## PROBLEM TO SOLVE
While reading the listing below, count how many lines hold the word "coat", and answer with the number only.

----

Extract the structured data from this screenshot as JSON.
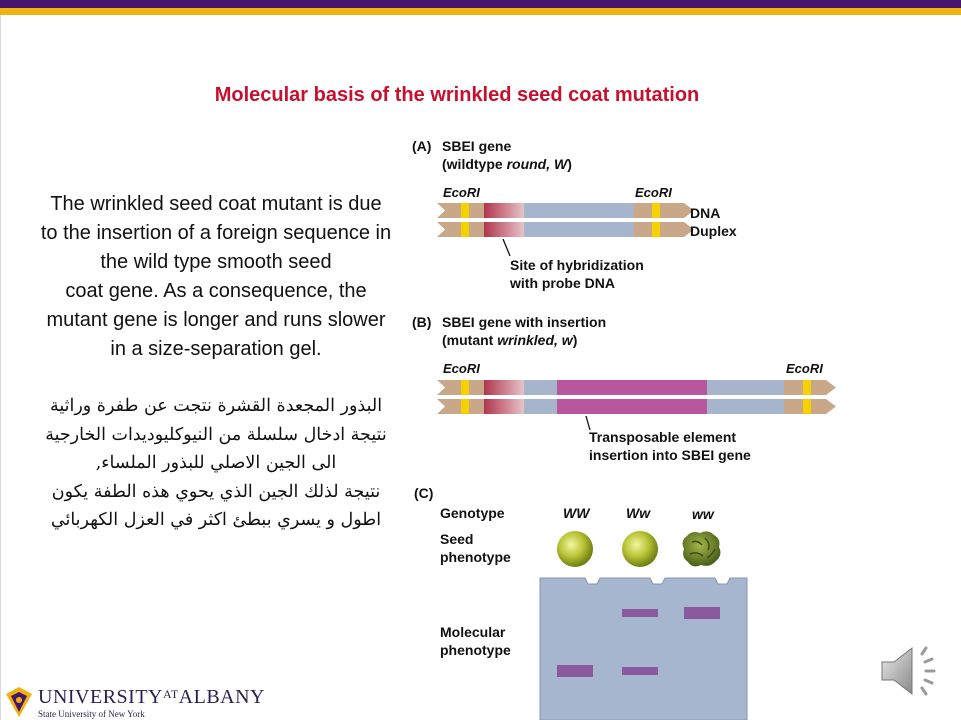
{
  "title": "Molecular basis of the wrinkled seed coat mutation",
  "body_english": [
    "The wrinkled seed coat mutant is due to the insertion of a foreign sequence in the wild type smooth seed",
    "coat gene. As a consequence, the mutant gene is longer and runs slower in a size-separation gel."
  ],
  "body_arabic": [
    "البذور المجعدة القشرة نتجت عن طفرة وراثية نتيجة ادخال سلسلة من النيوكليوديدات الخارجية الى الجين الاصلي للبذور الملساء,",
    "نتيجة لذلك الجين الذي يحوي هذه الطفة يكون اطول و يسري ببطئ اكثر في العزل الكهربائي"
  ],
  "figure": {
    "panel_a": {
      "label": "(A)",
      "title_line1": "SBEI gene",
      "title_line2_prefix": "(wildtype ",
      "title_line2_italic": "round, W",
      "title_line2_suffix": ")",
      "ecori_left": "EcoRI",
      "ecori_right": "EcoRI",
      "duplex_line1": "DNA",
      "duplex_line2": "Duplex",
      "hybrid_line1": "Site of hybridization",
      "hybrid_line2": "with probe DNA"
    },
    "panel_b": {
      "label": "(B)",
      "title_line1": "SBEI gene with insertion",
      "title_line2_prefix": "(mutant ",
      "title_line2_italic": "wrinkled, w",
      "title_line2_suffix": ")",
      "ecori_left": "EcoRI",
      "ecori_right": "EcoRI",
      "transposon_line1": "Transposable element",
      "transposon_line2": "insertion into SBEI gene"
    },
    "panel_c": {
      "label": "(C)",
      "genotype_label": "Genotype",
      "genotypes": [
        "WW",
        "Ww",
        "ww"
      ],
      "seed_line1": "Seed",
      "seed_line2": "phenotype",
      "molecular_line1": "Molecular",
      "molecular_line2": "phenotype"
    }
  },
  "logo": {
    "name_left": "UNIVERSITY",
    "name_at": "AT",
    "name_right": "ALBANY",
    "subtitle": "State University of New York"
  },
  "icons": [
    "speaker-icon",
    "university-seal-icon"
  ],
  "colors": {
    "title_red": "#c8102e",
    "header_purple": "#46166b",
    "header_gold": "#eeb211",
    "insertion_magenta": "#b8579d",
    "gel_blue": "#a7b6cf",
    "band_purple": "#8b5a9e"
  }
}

----

## ANSWER SPACE
3